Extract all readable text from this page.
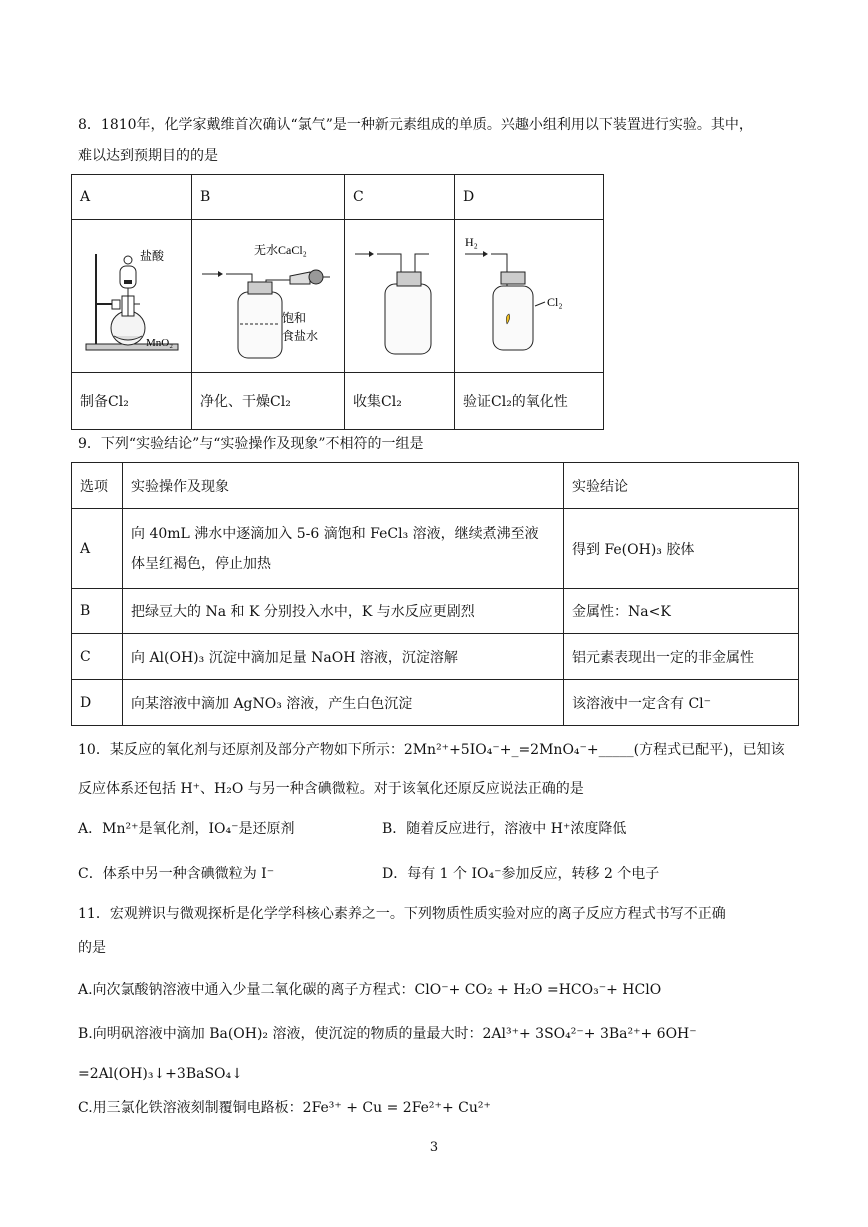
8．1810年，化学家戴维首次确认“氯气”是一种新元素组成的单质。兴趣小组利用以下装置进行实验。其中，
难以达到预期目的的是
A	B	C	D

盐酸
MnO₂	无水CaCl₂
饱和
食盐水		H₂
Cl₂

制备Cl₂	净化、干燥Cl₂	收集Cl₂	验证Cl₂的氧化性
9．下列“实验结论”与“实验操作及现象”不相符的一组是
选项	实验操作及现象	实验结论
A	向 40mL 沸水中逐滴加入 5-6 滴饱和 FeCl₃ 溶液，继续煮沸至液
体呈红褐色，停止加热	得到 Fe(OH)₃ 胶体
B	把绿豆大的 Na 和 K 分别投入水中，K 与水反应更剧烈	金属性：Na<K
C	向 Al(OH)₃ 沉淀中滴加足量 NaOH 溶液，沉淀溶解	铝元素表现出一定的非金属性
D	向某溶液中滴加 AgNO₃ 溶液，产生白色沉淀	该溶液中一定含有 Cl⁻
10．某反应的氧化剂与还原剂及部分产物如下所示：2Mn²⁺+5IO₄⁻+_=2MnO₄⁻+_____(方程式已配平)，已知该
反应体系还包括 H⁺、H₂O 与另一种含碘微粒。对于该氧化还原反应说法正确的是
A．Mn²⁺是氧化剂，IO₄⁻是还原剂	B．随着反应进行，溶液中 H⁺浓度降低
C．体系中另一种含碘微粒为 I⁻	D．每有 1 个 IO₄⁻参加反应，转移 2 个电子
11．宏观辨识与微观探析是化学学科核心素养之一。下列物质性质实验对应的离子反应方程式书写不正确
的是
A.向次氯酸钠溶液中通入少量二氧化碳的离子方程式：ClO⁻+ CO₂ + H₂O =HCO₃⁻+ HClO
B.向明矾溶液中滴加 Ba(OH)₂ 溶液，使沉淀的物质的量最大时：2Al³⁺+ 3SO₄²⁻+ 3Ba²⁺+ 6OH⁻
=2Al(OH)₃↓+3BaSO₄↓
C.用三氯化铁溶液刻制覆铜电路板：2Fe³⁺ + Cu = 2Fe²⁺+ Cu²⁺
3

### STATED EXERCISE
Pictures stay out of the copy; please restate every record above exactly.

### SOLUTION
Extract all readable text from this page.
8．1810年，化学家戴维首次确认“氯气”是一种新元素组成的单质。兴趣小组利用以下装置进行实验。其中，
难以达到预期目的的是
A	B	C	D

盐酸
MnO₂	无水CaCl₂
饱和
食盐水		H₂
Cl₂

制备Cl₂	净化、干燥Cl₂	收集Cl₂	验证Cl₂的氧化性
9．下列“实验结论”与“实验操作及现象”不相符的一组是
选项	实验操作及现象	实验结论
A	向 40mL 沸水中逐滴加入 5-6 滴饱和 FeCl₃ 溶液，继续煮沸至液
体呈红褐色，停止加热	得到 Fe(OH)₃ 胶体
B	把绿豆大的 Na 和 K 分别投入水中，K 与水反应更剧烈	金属性：Na<K
C	向 Al(OH)₃ 沉淀中滴加足量 NaOH 溶液，沉淀溶解	铝元素表现出一定的非金属性
D	向某溶液中滴加 AgNO₃ 溶液，产生白色沉淀	该溶液中一定含有 Cl⁻
10．某反应的氧化剂与还原剂及部分产物如下所示：2Mn²⁺+5IO₄⁻+_=2MnO₄⁻+_____(方程式已配平)，已知该
反应体系还包括 H⁺、H₂O 与另一种含碘微粒。对于该氧化还原反应说法正确的是
A．Mn²⁺是氧化剂，IO₄⁻是还原剂	B．随着反应进行，溶液中 H⁺浓度降低
C．体系中另一种含碘微粒为 I⁻	D．每有 1 个 IO₄⁻参加反应，转移 2 个电子
11．宏观辨识与微观探析是化学学科核心素养之一。下列物质性质实验对应的离子反应方程式书写不正确
的是
A.向次氯酸钠溶液中通入少量二氧化碳的离子方程式：ClO⁻+ CO₂ + H₂O =HCO₃⁻+ HClO
B.向明矾溶液中滴加 Ba(OH)₂ 溶液，使沉淀的物质的量最大时：2Al³⁺+ 3SO₄²⁻+ 3Ba²⁺+ 6OH⁻
=2Al(OH)₃↓+3BaSO₄↓
C.用三氯化铁溶液刻制覆铜电路板：2Fe³⁺ + Cu = 2Fe²⁺+ Cu²⁺
3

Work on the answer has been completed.